- **INSTRUCTION**
Gather each line containing the string "descriptive" from these entries.

- **RECORDED DATA**
------

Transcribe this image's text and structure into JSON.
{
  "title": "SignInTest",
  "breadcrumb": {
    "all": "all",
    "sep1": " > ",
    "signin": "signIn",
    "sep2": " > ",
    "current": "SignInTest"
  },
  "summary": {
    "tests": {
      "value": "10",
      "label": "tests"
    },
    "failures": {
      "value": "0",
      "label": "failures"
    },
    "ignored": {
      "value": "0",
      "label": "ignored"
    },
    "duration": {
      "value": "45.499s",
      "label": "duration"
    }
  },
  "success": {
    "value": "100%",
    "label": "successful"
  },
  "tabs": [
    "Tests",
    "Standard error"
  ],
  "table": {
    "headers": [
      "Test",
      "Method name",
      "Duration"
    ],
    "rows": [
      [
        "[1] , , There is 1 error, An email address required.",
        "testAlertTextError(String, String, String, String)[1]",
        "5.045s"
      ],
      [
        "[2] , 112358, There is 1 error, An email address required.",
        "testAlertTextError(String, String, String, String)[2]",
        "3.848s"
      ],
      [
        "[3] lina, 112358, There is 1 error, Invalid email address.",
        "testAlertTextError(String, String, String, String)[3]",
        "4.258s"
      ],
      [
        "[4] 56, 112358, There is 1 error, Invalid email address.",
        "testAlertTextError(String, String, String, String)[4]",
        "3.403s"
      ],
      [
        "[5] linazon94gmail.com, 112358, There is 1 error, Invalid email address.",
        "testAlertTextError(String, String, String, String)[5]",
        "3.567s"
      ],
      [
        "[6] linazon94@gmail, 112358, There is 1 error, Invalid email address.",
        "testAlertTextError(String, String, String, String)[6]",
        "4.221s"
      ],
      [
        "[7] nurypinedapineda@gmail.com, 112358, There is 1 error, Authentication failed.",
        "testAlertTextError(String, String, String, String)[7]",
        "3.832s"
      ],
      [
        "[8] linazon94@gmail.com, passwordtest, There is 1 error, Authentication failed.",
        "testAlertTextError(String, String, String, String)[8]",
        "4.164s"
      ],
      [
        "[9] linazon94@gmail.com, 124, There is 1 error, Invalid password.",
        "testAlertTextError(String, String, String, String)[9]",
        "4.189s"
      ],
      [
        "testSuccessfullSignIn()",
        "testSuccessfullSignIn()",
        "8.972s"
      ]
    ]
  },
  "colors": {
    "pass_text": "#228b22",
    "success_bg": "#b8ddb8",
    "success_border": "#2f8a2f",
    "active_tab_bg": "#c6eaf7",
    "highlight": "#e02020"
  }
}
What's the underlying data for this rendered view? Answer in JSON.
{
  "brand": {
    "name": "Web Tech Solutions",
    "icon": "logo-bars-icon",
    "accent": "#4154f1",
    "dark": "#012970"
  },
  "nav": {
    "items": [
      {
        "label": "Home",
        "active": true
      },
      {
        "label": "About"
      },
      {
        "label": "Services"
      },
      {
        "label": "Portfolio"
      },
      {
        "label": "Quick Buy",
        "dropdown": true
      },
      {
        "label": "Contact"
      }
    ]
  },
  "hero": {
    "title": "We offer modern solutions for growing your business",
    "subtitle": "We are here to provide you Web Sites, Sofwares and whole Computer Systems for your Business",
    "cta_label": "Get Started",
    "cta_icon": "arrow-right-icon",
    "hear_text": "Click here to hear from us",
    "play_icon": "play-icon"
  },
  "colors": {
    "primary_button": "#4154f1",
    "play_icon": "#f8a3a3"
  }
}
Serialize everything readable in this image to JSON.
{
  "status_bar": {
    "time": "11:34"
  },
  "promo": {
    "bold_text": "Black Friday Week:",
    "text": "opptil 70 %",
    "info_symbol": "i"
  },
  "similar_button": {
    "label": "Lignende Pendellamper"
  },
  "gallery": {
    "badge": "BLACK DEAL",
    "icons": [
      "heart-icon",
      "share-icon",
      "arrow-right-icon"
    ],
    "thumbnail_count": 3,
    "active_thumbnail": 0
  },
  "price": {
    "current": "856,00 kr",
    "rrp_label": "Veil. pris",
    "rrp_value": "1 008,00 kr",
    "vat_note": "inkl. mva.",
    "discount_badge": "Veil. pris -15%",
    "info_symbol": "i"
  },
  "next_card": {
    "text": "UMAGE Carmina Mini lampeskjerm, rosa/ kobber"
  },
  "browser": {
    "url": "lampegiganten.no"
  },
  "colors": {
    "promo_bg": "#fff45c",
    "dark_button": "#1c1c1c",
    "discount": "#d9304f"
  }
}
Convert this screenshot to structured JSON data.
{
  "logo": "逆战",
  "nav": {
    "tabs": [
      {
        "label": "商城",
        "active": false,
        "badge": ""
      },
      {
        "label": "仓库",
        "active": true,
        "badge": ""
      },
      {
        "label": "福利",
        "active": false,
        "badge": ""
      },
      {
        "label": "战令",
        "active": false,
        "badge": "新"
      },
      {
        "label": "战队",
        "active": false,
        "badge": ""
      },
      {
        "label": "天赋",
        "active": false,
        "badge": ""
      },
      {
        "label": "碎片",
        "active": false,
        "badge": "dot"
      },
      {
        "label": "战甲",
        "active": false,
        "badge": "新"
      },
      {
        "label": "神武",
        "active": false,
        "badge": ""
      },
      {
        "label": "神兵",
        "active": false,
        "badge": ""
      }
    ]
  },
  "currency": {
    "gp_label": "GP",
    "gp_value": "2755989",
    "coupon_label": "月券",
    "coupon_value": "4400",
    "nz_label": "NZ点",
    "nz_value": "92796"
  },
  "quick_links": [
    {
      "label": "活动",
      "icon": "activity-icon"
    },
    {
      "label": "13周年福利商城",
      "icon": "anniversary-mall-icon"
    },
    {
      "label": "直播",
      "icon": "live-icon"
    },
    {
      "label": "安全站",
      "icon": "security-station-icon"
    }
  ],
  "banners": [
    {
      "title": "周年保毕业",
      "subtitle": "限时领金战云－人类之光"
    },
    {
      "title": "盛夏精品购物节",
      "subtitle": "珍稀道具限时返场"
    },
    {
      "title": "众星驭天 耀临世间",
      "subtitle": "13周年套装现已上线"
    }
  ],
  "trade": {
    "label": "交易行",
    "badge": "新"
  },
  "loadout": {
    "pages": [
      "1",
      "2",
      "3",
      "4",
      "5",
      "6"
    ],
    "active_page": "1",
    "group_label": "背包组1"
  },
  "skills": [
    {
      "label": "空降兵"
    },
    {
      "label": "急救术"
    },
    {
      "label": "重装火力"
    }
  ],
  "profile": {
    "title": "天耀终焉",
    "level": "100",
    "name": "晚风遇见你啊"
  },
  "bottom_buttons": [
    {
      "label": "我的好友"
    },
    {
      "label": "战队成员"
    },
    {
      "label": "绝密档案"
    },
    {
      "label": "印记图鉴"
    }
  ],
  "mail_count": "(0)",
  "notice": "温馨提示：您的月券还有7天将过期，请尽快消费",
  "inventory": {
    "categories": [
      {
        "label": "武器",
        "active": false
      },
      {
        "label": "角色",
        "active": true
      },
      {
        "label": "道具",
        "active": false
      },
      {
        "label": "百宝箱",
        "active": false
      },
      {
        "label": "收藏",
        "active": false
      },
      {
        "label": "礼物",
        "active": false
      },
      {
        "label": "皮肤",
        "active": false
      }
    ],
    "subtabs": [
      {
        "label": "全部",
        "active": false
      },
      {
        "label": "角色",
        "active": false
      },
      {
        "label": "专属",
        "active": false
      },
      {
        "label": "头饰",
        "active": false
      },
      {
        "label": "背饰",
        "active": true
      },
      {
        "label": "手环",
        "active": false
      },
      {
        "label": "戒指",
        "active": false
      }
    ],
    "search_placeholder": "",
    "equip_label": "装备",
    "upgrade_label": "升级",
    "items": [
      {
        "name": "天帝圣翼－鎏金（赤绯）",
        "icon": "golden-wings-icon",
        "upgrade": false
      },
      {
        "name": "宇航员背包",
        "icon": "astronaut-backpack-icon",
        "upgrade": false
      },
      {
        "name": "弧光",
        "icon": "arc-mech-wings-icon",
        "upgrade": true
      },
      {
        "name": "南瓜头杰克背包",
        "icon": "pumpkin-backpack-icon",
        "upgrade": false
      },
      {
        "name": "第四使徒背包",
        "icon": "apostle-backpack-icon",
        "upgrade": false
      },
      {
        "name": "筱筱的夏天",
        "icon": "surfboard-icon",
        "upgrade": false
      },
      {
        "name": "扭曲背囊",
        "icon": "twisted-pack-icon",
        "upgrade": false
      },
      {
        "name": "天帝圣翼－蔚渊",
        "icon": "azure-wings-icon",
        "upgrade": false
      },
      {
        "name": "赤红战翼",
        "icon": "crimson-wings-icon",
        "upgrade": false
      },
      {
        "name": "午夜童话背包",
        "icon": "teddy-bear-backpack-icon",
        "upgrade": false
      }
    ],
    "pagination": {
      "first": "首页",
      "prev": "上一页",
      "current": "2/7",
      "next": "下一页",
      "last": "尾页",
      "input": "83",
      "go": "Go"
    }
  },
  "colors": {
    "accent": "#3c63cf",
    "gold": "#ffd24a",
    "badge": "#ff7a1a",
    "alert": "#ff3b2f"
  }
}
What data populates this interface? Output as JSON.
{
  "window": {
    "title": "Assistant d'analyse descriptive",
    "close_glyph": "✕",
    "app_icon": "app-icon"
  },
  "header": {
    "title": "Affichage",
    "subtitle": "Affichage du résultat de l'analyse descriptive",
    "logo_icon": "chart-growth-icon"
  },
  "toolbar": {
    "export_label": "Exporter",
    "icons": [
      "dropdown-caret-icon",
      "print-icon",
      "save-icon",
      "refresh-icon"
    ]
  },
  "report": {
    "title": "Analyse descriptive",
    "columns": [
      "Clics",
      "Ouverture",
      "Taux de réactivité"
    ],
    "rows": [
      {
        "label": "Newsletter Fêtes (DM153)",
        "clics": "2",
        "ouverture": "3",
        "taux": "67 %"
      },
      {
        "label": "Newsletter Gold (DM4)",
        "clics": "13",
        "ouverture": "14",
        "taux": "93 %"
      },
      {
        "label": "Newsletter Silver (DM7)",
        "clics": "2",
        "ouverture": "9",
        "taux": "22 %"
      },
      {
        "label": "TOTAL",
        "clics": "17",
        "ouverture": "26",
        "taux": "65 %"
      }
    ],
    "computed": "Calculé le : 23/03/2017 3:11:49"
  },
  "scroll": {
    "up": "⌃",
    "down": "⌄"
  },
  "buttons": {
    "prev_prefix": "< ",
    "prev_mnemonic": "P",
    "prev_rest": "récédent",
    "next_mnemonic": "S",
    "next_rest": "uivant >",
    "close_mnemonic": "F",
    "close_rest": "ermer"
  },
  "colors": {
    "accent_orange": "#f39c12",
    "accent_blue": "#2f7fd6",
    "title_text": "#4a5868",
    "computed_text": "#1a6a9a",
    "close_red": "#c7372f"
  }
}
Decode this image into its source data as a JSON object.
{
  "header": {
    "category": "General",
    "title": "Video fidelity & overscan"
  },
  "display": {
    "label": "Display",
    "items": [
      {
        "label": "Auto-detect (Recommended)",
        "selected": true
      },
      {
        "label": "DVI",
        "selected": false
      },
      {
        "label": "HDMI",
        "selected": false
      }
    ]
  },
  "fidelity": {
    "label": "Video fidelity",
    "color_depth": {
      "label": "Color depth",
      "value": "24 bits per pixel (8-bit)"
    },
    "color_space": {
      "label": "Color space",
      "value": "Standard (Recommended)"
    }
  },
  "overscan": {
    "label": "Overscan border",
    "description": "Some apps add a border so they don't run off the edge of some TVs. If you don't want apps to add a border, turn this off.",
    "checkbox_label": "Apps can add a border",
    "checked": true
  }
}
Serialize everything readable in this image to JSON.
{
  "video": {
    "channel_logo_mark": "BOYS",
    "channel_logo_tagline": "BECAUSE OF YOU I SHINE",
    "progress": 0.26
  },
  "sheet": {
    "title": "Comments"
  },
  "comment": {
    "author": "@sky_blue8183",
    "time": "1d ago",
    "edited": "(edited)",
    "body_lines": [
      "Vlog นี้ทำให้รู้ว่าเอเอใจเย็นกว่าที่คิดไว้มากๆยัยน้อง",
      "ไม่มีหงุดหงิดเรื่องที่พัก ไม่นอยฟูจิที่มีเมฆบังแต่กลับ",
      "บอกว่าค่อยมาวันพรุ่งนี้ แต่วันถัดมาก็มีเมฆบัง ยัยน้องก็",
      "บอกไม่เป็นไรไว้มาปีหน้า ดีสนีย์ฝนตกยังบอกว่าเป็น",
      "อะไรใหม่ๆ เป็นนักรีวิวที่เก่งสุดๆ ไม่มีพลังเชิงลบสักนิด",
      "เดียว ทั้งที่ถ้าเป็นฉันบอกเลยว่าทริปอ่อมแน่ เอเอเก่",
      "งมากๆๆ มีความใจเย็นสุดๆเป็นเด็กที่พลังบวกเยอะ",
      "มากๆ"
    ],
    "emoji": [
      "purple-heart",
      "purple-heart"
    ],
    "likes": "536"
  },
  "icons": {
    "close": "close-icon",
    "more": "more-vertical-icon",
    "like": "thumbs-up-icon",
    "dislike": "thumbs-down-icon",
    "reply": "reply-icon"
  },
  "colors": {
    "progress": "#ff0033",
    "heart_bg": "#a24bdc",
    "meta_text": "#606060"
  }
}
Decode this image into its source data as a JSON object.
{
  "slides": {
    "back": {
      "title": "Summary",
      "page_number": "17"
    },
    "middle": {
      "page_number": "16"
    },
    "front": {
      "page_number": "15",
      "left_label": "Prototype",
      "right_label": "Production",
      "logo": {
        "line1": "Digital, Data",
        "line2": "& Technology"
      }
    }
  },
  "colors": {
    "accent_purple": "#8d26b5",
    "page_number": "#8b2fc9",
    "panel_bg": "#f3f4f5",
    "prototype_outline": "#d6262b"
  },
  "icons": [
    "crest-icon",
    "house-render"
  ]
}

------

- **WRITTEN SOLUTION**
    "title": "Assistant d'analyse descriptive",
    "subtitle": "Affichage du résultat de l'analyse descriptive",
    "title": "Analyse descriptive",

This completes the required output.